→ EXERCISE BRIEF
Scan the records and identify every line in which the string "logo" occurs, then return those lines.

→ SUPPLIED INFORMATION
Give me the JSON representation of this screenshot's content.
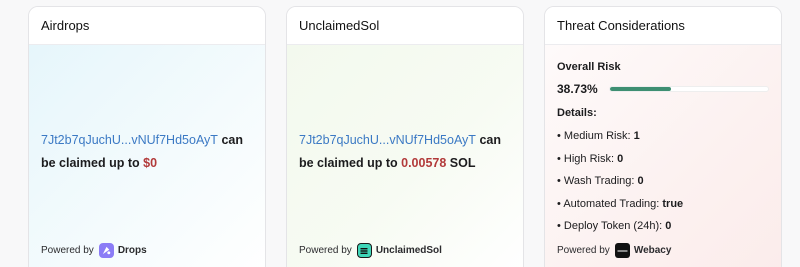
{
  "airdrops": {
    "title": "Airdrops",
    "address": "7Jt2b7qJuchU...vNUf7Hd5oAyT",
    "claim_text": "can be claimed up to",
    "amount": "$0",
    "powered_label": "Powered by",
    "brand": "Drops",
    "brand_icon": "drops-logo-icon",
    "brand_color": "#8b7cf6"
  },
  "unclaimed": {
    "title": "UnclaimedSol",
    "address": "7Jt2b7qJuchU...vNUf7Hd5oAyT",
    "claim_text": "can be claimed up to",
    "amount": "0.00578",
    "unit": "SOL",
    "powered_label": "Powered by",
    "brand": "UnclaimedSol",
    "brand_icon": "unclaimedsol-logo-icon",
    "brand_color": "#3fd6b8"
  },
  "threat": {
    "title": "Threat Considerations",
    "overall_label": "Overall Risk",
    "overall_value": "38.73%",
    "overall_fraction": 0.3873,
    "bar_color": "#3e8f72",
    "details_label": "Details:",
    "details": [
      {
        "label": "Medium Risk:",
        "value": "1"
      },
      {
        "label": "High Risk:",
        "value": "0"
      },
      {
        "label": "Wash Trading:",
        "value": "0"
      },
      {
        "label": "Automated Trading:",
        "value": "true"
      },
      {
        "label": "Deploy Token (24h):",
        "value": "0"
      }
    ],
    "powered_label": "Powered by",
    "brand": "Webacy",
    "brand_icon": "webacy-logo-icon"
  },
  "colors": {
    "address": "#3b79c4",
    "amount": "#b23a3a"
  }
}
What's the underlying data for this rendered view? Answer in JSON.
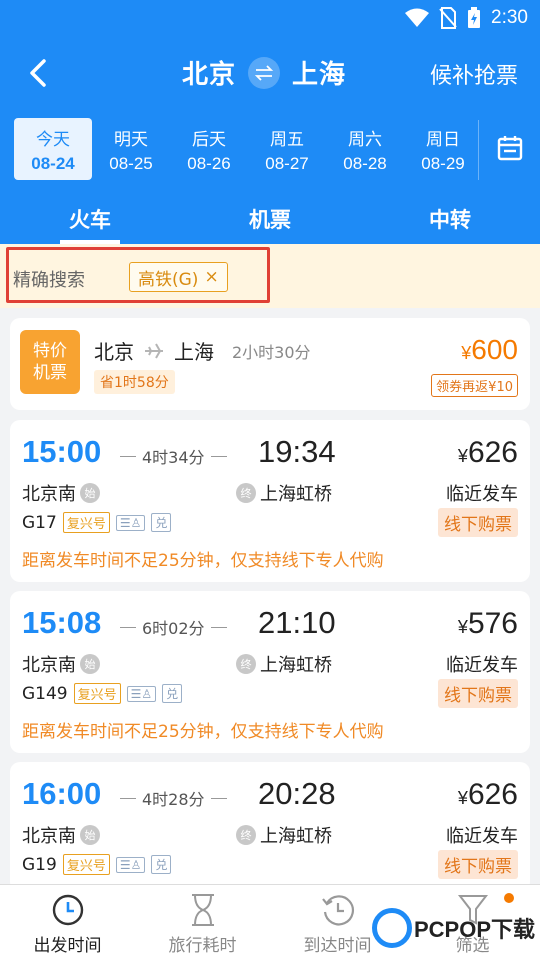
{
  "status_bar": {
    "time": "2:30"
  },
  "nav": {
    "from": "北京",
    "to": "上海",
    "waitlist": "候补抢票"
  },
  "dates": [
    {
      "week": "今天",
      "date": "08-24",
      "active": true
    },
    {
      "week": "明天",
      "date": "08-25"
    },
    {
      "week": "后天",
      "date": "08-26"
    },
    {
      "week": "周五",
      "date": "08-27"
    },
    {
      "week": "周六",
      "date": "08-28"
    },
    {
      "week": "周日",
      "date": "08-29"
    }
  ],
  "tabs": [
    "火车",
    "机票",
    "中转"
  ],
  "precise_search": {
    "label": "精确搜索",
    "chip": "高铁(G)",
    "chip_close": "×"
  },
  "flight_offer": {
    "badge_line1": "特价",
    "badge_line2": "机票",
    "from": "北京",
    "to": "上海",
    "duration": "2小时30分",
    "save": "省1时58分",
    "currency": "¥",
    "price": "600",
    "coupon": "领券再返¥10"
  },
  "trains": [
    {
      "dep": "15:00",
      "duration": "4时34分",
      "arr": "19:34",
      "currency": "¥",
      "price": "626",
      "from": "北京南",
      "from_tag": "始",
      "to": "上海虹桥",
      "to_tag": "终",
      "status": "临近发车",
      "number": "G17",
      "type": "复兴号",
      "icon1": "☰♙",
      "icon2": "兑",
      "buy": "线下购票",
      "notice": "距离发车时间不足25分钟，仅支持线下专人代购"
    },
    {
      "dep": "15:08",
      "duration": "6时02分",
      "arr": "21:10",
      "currency": "¥",
      "price": "576",
      "from": "北京南",
      "from_tag": "始",
      "to": "上海虹桥",
      "to_tag": "终",
      "status": "临近发车",
      "number": "G149",
      "type": "复兴号",
      "icon1": "☰♙",
      "icon2": "兑",
      "buy": "线下购票",
      "notice": "距离发车时间不足25分钟，仅支持线下专人代购"
    },
    {
      "dep": "16:00",
      "duration": "4时28分",
      "arr": "20:28",
      "currency": "¥",
      "price": "626",
      "from": "北京南",
      "from_tag": "始",
      "to": "上海虹桥",
      "to_tag": "终",
      "status": "临近发车",
      "number": "G19",
      "type": "复兴号",
      "icon1": "☰♙",
      "icon2": "兑",
      "buy": "线下购票"
    }
  ],
  "bottom": [
    {
      "label": "出发时间",
      "icon": "clock-icon"
    },
    {
      "label": "旅行耗时",
      "icon": "hourglass-icon"
    },
    {
      "label": "到达时间",
      "icon": "clock-back-icon"
    },
    {
      "label": "筛选",
      "icon": "filter-icon"
    }
  ],
  "watermark": {
    "text": "PCPOP下载"
  },
  "colors": {
    "primary": "#1e8bf6",
    "orange": "#f57a00",
    "highlight": "#e04035"
  }
}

→ CORRECT ANSWER
    "brand_icon": "drops-logo-icon",
    "brand_icon": "unclaimedsol-logo-icon",
    "brand_icon": "webacy-logo-icon"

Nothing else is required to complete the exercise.